● Instruction: In the data below, find the line containing "Parse this screenshot: output"; reproduce that line and all subsequent lines exactly, and nothing else.

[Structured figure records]
◆ ◆ ◆ ◆
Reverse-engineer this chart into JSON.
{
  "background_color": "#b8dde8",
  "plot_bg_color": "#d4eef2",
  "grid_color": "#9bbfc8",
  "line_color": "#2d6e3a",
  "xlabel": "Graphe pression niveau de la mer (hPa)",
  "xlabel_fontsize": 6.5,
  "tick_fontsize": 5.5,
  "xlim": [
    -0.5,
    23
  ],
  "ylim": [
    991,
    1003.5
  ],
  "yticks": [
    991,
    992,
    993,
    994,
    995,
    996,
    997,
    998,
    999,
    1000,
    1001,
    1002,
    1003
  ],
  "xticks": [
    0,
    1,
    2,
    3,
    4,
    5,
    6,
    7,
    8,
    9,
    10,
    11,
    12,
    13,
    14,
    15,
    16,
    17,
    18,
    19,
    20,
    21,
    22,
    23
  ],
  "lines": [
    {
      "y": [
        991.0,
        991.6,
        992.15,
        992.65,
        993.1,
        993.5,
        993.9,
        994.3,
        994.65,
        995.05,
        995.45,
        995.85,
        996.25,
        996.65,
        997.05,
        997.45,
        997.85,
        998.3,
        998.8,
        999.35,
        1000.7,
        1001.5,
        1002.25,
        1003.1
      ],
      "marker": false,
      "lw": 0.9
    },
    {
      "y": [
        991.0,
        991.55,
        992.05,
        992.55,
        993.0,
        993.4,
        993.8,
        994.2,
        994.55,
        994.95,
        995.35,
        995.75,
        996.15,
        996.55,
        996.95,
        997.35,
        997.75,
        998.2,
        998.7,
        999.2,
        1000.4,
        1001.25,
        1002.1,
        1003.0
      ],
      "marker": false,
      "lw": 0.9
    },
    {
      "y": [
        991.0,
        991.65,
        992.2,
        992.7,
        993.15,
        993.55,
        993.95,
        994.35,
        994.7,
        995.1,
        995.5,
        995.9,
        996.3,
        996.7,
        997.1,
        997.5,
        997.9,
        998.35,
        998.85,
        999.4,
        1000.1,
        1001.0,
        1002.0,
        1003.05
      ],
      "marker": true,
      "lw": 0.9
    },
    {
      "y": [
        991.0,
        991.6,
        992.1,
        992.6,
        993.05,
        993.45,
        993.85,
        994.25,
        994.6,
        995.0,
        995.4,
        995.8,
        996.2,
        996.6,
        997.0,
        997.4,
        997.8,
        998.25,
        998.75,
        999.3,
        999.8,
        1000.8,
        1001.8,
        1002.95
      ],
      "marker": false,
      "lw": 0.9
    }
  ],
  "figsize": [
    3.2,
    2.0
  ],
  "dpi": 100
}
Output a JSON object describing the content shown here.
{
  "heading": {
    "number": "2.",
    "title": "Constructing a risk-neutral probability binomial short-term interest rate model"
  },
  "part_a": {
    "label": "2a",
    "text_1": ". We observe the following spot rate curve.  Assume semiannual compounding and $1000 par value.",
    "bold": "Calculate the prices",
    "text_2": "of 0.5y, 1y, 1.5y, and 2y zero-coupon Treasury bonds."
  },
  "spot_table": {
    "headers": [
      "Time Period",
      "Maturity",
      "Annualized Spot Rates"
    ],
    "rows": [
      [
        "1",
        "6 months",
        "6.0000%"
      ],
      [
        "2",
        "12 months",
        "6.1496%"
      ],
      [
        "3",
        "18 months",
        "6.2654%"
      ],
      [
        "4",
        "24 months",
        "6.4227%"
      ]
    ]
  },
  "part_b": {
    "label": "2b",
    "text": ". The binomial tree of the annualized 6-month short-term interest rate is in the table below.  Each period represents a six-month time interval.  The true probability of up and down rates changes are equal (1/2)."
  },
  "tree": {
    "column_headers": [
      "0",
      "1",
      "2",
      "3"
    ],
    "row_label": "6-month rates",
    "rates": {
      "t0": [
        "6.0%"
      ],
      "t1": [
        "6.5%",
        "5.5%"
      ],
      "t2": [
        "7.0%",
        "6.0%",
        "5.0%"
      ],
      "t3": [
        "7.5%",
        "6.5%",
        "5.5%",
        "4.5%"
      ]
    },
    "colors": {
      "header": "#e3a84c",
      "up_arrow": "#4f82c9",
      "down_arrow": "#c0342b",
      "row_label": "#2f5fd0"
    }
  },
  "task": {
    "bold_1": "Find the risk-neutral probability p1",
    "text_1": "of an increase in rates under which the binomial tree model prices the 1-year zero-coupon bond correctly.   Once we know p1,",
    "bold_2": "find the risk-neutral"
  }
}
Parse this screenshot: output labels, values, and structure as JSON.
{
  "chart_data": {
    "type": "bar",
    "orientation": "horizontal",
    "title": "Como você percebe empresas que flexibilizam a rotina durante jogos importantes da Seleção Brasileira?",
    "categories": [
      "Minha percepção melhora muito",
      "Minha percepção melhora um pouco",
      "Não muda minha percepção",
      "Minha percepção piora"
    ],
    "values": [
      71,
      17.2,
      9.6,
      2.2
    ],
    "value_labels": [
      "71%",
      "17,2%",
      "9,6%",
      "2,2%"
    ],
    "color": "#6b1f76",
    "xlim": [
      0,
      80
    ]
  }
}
◆ ◆ ◆ ◆
● Response to this task:
Parse this screenshot: output labels, values, and structure as JSON.
{
  "chart_data": {
    "type": "bar",
    "orientation": "horizontal",
    "title": "Como você percebe empresas que flexibilizam a rotina durante jogos importantes da Seleção Brasileira?",
    "categories": [
      "Minha percepção melhora muito",
      "Minha percepção melhora um pouco",
      "Não muda minha percepção",
      "Minha percepção piora"
    ],
    "values": [
      71,
      17.2,
      9.6,
      2.2
    ],
    "value_labels": [
      "71%",
      "17,2%",
      "9,6%",
      "2,2%"
    ],
    "color": "#6b1f76",
    "xlim": [
      0,
      80
    ]
  }
}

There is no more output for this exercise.